▸ **REQUIREMENTS**:
Print the lines below word for word, starting with the very first one and stopping after the line that contains "x-tick-label: 3.2 bbox=[690, 724, 712, 740]". Include that last line and leave out everything after it.

▸ **AVAILABLE DATA**:
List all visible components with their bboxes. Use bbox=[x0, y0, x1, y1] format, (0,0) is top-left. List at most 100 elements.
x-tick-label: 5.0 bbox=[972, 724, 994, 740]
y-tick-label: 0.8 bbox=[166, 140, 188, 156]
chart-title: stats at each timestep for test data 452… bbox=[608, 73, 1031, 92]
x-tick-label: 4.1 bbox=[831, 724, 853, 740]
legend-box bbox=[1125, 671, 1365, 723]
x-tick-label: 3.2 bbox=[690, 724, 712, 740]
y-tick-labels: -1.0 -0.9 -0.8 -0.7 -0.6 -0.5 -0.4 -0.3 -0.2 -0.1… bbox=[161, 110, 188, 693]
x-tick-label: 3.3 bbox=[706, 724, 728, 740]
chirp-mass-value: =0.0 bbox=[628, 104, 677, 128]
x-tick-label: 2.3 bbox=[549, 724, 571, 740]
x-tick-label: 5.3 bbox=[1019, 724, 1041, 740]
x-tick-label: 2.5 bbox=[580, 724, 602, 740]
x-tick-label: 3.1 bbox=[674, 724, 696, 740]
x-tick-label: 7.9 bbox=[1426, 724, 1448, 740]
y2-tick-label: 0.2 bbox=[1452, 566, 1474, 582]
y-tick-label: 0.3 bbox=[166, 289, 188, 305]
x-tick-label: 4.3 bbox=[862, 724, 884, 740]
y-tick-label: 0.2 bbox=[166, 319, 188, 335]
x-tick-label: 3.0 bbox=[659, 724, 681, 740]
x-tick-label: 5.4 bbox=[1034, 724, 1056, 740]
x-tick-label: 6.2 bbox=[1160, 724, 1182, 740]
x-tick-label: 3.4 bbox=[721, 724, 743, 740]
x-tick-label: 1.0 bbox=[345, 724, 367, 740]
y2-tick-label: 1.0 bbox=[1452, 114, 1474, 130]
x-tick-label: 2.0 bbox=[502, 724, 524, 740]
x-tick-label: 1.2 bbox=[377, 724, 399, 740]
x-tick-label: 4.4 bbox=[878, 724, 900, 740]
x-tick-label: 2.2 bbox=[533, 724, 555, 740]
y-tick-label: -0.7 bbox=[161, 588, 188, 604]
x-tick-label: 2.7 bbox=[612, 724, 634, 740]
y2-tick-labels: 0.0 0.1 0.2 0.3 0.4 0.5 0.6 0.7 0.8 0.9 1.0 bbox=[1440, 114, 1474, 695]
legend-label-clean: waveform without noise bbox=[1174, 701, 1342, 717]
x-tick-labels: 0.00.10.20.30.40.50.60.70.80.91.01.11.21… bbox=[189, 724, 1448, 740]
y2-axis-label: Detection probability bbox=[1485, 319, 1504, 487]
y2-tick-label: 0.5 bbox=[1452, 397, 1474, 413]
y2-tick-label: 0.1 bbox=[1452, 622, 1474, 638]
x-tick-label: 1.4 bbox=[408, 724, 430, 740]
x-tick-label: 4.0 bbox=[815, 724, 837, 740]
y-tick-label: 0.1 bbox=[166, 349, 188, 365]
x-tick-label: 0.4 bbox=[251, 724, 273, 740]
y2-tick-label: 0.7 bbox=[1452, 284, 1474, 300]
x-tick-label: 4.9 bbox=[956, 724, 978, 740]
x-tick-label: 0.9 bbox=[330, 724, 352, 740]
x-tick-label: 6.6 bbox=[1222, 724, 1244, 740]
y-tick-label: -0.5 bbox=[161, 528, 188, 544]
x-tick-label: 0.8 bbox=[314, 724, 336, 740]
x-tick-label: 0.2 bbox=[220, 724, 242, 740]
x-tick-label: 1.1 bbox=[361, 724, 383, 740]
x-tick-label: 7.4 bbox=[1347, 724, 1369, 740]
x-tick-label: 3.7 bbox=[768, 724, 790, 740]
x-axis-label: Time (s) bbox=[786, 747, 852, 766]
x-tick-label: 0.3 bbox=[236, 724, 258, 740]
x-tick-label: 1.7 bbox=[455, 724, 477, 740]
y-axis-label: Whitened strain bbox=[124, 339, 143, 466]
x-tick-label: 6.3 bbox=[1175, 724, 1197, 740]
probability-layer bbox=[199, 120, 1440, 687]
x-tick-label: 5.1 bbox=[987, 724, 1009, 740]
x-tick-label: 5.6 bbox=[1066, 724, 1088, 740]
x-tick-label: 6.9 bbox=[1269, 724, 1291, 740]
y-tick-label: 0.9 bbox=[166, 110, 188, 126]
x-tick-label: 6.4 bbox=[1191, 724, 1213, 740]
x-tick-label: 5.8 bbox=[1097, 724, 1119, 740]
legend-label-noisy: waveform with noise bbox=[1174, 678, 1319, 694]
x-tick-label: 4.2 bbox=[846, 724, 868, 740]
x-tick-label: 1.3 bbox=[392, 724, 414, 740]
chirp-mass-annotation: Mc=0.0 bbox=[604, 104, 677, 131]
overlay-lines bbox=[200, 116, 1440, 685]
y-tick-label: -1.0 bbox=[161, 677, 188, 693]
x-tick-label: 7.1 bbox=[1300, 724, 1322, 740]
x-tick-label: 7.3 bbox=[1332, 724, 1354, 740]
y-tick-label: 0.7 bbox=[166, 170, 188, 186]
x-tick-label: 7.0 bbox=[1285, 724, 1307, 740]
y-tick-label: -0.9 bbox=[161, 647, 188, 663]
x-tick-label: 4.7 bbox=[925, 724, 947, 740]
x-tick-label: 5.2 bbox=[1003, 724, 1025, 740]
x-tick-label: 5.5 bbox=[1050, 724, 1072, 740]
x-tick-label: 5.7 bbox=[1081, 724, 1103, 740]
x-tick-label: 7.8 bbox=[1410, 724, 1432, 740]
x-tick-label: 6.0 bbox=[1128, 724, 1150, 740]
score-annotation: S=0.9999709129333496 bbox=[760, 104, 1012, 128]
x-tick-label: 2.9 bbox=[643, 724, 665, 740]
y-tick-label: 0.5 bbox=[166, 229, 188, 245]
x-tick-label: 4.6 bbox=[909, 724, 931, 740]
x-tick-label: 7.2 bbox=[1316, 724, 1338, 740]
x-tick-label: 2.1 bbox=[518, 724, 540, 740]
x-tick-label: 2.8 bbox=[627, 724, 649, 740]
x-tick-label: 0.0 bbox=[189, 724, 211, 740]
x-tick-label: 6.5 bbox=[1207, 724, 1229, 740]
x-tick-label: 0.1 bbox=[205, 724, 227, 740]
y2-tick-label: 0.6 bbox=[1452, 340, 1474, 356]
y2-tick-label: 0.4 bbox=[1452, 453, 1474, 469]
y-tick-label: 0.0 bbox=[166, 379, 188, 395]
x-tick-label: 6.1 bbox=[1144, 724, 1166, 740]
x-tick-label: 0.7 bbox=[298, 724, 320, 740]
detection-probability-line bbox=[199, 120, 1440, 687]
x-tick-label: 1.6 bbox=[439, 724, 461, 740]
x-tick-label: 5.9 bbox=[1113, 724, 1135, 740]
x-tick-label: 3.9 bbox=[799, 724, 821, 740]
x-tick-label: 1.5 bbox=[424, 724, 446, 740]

▸ **TASK ANSWER**:
List all visible components with their bboxes. Use bbox=[x0, y0, x1, y1] format, (0,0) is top-left. List at most 100 elements.
x-tick-label: 5.0 bbox=[972, 724, 994, 740]
y-tick-label: 0.8 bbox=[166, 140, 188, 156]
chart-title: stats at each timestep for test data 452… bbox=[608, 73, 1031, 92]
x-tick-label: 4.1 bbox=[831, 724, 853, 740]
legend-box bbox=[1125, 671, 1365, 723]
x-tick-label: 3.2 bbox=[690, 724, 712, 740]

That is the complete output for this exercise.